▼

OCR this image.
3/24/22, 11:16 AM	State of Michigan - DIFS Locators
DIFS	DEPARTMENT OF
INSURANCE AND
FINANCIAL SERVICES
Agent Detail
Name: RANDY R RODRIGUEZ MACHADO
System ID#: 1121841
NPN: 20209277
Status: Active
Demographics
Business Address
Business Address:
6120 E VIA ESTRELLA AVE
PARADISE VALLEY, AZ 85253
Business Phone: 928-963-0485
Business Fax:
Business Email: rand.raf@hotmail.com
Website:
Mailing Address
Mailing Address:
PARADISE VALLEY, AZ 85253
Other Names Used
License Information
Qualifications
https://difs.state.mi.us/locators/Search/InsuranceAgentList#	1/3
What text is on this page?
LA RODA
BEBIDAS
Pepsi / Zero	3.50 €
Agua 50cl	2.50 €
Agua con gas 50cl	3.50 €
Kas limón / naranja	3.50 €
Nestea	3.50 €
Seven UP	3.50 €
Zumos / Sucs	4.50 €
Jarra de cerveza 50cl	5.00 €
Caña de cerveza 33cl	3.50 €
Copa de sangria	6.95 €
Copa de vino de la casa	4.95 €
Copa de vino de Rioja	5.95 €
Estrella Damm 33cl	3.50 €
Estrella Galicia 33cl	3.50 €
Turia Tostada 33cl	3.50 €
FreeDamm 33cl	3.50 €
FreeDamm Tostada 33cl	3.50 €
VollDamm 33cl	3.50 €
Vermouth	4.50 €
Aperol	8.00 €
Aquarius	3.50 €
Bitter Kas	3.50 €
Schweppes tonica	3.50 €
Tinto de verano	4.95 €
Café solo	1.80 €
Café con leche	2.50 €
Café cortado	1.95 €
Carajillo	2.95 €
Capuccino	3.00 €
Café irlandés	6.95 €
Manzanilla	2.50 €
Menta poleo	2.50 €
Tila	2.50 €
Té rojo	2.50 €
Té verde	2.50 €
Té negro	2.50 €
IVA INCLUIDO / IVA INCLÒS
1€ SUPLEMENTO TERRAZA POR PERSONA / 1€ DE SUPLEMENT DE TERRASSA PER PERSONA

▲

* [WHAT YOU WILL DO]: List every line above that holds the word "Address".

* [EXERCISE SOLUTION]:
Business Address
Business Address:
Mailing Address
Mailing Address:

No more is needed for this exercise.